* start *

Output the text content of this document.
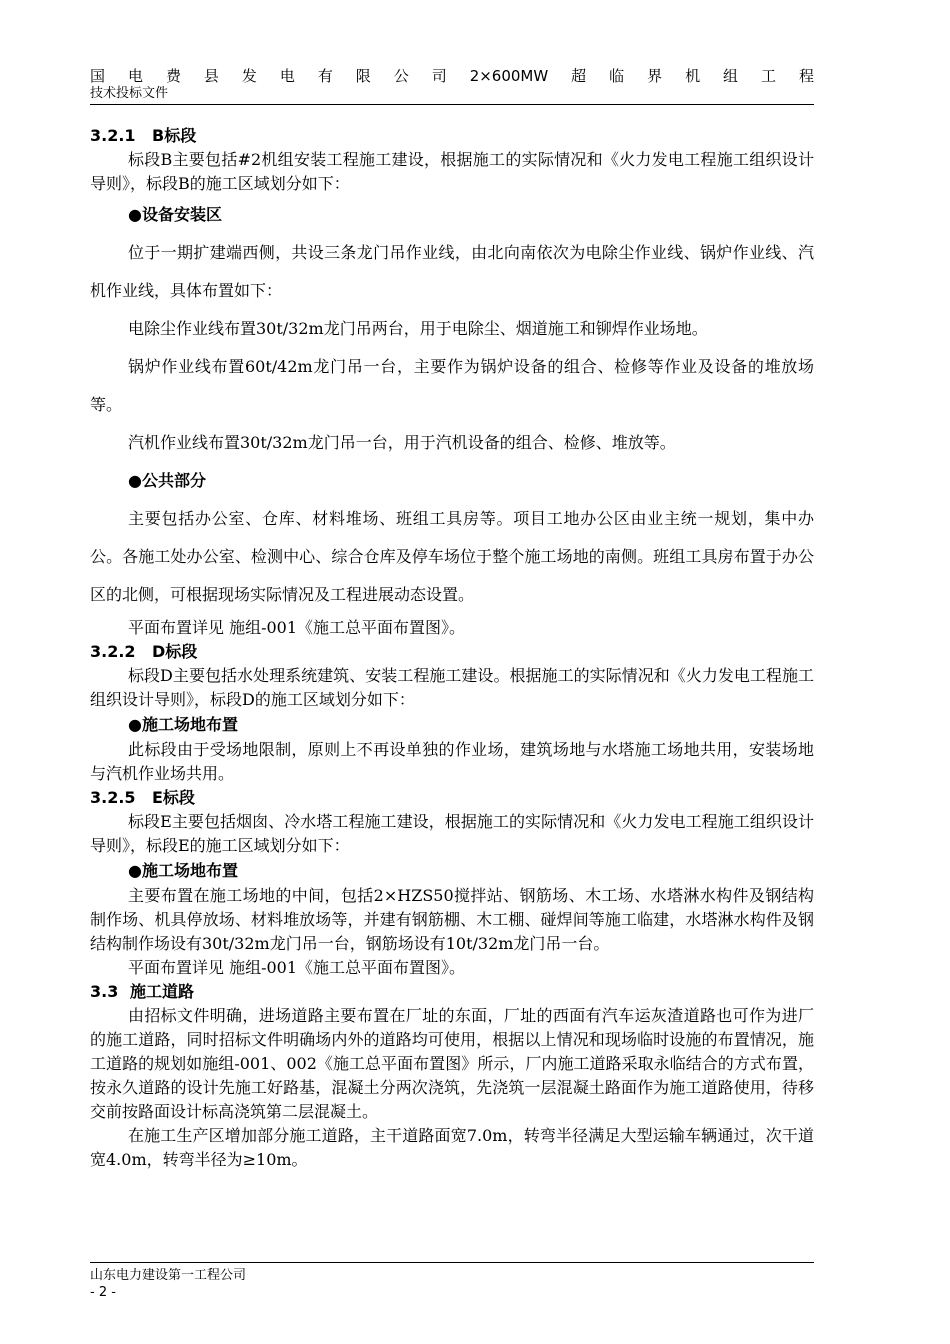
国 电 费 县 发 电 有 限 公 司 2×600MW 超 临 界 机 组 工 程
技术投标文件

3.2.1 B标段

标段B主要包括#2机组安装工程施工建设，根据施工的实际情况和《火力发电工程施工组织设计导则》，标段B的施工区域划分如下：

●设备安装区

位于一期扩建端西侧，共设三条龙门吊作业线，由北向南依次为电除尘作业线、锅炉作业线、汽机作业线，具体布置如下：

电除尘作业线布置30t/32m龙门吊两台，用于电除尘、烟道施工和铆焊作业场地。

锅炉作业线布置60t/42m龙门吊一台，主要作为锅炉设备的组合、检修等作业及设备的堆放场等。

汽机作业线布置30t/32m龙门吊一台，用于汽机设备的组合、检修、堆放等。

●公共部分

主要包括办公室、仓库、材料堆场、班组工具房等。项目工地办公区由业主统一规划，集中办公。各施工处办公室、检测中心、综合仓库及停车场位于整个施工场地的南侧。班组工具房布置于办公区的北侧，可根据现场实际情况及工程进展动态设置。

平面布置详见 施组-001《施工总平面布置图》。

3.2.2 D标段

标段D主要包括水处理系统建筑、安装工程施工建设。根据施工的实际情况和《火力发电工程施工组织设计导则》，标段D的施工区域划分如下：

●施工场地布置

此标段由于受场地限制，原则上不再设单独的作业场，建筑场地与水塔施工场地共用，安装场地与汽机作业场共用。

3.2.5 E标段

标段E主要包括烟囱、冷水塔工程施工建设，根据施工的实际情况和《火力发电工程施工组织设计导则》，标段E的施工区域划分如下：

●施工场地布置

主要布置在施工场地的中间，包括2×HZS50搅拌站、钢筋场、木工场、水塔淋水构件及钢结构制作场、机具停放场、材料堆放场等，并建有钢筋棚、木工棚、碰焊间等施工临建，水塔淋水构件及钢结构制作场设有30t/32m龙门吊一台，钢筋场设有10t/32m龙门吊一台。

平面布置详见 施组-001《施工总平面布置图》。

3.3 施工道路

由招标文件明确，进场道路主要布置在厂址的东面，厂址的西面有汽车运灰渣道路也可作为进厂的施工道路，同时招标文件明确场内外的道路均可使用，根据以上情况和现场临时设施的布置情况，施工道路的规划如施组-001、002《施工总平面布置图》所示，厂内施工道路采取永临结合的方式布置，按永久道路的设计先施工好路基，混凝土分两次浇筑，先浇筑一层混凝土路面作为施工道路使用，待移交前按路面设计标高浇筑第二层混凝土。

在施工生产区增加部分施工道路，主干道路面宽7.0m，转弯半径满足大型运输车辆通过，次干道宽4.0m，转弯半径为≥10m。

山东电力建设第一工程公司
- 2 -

* end *
* start *

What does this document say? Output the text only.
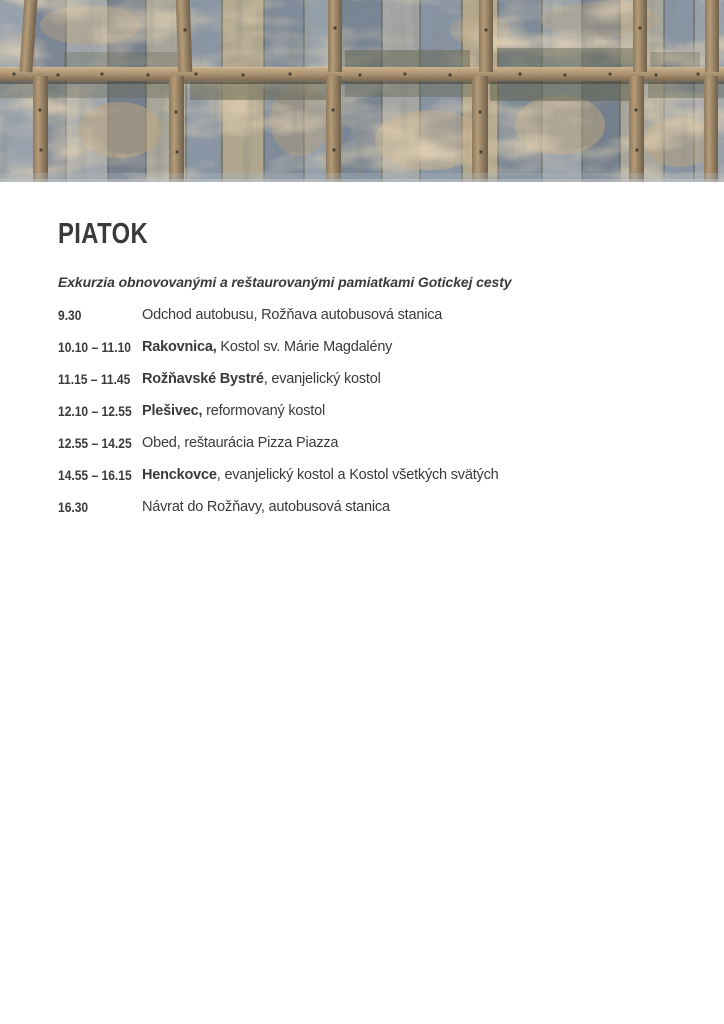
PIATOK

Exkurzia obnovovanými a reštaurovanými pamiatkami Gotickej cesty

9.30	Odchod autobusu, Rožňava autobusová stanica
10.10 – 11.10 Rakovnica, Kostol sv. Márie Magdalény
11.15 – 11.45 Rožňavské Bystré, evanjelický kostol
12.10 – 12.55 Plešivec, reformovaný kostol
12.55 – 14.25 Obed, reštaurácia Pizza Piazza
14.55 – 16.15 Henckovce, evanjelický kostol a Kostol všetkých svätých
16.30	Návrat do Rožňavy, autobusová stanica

* end *

_SHORT TASK:_
Working from the listing above, pick out every line that has "this" and copy it.

_EXERCISE ANSWER:_
Output the text content of this document.
What does this document say? Output the text only.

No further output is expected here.